*** Opening EXERCISE DATA ***

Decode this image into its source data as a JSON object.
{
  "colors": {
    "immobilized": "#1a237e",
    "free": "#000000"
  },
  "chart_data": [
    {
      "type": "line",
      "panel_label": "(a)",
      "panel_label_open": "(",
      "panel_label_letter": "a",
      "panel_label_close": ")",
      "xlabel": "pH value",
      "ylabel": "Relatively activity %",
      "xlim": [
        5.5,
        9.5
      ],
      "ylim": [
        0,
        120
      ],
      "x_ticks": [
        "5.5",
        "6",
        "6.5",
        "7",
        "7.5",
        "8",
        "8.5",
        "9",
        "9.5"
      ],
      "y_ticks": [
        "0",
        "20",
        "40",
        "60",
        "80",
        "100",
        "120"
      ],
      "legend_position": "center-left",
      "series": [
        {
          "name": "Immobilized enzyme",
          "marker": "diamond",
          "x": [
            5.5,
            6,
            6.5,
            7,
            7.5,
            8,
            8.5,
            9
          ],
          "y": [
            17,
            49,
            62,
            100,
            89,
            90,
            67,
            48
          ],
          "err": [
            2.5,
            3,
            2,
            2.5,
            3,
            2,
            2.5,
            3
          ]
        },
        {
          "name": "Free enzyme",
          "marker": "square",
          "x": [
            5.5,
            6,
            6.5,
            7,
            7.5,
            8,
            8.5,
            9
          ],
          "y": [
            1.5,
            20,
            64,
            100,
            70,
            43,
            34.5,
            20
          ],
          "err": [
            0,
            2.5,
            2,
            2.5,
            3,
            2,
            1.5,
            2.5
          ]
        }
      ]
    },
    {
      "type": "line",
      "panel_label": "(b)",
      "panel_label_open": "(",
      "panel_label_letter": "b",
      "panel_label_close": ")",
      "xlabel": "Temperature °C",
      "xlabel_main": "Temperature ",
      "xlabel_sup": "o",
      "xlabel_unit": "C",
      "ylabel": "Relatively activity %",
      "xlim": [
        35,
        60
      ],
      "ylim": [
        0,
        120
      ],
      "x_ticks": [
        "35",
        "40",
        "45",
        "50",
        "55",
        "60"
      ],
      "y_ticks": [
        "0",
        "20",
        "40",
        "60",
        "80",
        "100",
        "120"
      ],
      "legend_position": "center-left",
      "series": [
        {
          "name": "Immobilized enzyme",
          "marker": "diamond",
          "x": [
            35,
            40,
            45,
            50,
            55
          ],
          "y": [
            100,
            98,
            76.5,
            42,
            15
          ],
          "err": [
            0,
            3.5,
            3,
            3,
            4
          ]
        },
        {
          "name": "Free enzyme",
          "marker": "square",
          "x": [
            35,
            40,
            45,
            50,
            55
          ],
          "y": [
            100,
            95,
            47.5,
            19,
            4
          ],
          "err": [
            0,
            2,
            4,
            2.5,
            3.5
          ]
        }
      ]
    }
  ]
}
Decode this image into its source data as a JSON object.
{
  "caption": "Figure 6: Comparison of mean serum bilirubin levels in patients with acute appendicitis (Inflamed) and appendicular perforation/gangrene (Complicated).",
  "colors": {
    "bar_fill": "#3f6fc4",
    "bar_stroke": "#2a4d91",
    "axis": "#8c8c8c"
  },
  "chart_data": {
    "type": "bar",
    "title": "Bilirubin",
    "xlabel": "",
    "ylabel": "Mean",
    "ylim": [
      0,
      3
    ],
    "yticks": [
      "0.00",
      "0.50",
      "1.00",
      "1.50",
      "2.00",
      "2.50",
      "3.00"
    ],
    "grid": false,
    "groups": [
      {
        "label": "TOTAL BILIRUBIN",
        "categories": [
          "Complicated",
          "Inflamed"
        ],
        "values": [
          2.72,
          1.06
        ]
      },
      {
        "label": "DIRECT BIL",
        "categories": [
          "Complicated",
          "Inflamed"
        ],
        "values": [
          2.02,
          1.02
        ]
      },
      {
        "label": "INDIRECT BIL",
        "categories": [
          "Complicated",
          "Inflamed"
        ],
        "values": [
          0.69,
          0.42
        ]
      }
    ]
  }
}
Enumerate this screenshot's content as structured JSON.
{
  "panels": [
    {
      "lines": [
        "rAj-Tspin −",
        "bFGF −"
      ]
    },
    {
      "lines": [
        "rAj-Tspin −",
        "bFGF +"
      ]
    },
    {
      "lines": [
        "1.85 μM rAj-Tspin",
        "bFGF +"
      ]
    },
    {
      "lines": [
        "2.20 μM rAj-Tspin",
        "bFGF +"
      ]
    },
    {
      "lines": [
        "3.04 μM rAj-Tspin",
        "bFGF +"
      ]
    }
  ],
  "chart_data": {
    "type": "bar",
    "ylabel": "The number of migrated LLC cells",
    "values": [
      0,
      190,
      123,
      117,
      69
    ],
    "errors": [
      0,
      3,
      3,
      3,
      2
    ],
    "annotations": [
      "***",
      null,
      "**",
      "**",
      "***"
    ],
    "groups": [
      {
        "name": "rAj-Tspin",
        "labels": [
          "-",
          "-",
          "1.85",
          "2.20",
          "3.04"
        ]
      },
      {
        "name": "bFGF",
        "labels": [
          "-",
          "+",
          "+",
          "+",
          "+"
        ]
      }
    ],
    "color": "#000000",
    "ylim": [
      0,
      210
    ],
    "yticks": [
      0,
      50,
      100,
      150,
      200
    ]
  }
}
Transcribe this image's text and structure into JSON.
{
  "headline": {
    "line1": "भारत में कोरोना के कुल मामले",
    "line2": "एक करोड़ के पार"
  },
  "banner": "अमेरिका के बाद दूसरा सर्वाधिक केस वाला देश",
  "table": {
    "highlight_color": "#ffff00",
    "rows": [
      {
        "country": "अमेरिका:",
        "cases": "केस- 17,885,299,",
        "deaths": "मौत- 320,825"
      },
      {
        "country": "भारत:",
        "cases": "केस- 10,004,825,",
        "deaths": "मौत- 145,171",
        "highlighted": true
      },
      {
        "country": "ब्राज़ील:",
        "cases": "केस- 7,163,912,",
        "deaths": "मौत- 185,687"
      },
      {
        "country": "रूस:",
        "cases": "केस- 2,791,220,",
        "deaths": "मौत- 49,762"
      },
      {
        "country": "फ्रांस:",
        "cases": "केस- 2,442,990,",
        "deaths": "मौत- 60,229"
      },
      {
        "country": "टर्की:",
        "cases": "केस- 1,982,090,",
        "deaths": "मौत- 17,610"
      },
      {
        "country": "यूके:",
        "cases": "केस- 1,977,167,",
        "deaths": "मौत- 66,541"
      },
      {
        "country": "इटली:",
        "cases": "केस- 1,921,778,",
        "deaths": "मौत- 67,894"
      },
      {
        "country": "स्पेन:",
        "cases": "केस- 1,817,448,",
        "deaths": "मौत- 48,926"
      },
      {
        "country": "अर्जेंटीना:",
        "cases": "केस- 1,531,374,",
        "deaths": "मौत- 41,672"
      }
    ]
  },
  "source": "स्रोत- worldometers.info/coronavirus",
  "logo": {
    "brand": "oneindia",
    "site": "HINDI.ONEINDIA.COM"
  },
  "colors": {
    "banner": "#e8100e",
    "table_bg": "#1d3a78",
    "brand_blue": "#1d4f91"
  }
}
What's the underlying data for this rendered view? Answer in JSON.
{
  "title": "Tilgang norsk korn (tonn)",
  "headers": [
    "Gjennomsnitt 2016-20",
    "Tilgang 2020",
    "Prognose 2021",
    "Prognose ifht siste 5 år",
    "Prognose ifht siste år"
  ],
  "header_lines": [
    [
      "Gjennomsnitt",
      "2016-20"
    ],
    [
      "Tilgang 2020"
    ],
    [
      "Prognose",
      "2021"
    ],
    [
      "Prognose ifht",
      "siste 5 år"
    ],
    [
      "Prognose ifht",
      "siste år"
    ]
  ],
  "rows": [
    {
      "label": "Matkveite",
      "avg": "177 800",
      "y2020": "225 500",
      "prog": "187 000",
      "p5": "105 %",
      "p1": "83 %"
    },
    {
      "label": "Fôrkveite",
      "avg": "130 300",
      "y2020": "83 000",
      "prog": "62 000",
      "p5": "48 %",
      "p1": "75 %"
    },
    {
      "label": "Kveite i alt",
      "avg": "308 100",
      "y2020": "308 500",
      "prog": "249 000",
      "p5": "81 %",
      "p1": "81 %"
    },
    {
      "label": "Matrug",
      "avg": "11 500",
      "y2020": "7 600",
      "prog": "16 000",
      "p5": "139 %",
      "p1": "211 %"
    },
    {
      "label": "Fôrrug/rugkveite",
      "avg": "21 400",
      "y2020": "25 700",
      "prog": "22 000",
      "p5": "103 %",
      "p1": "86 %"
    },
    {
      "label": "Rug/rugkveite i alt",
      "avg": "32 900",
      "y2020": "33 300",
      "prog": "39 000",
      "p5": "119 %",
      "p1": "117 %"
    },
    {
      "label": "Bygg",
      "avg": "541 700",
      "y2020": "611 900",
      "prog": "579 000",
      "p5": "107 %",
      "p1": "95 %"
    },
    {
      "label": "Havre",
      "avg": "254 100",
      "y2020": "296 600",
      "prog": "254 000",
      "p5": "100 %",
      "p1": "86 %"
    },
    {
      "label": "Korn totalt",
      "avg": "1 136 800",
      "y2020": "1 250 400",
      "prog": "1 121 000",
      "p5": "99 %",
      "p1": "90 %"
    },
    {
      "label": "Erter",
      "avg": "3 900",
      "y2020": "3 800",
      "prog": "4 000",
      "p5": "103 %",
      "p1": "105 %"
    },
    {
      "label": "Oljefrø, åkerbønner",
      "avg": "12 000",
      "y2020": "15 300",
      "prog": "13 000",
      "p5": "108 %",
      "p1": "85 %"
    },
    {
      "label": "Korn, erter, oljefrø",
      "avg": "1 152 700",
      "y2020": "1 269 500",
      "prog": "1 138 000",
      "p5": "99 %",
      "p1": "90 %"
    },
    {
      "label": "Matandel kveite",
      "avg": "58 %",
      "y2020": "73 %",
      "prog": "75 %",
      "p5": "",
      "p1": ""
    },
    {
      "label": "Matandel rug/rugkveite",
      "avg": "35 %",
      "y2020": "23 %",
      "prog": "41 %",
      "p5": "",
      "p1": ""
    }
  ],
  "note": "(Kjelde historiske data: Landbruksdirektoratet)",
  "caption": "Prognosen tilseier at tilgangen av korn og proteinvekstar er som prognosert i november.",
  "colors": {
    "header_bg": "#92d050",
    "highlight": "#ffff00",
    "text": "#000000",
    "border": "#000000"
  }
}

*** Closing EXERCISE DATA ***

--- HOW TO COMPLETE THIS TASK ---
Return each line of the data above that includes the word "title".

--- RESPONSE ---
    "title": "Bilirubin",
  "title": "Tilgang norsk korn (tonn)",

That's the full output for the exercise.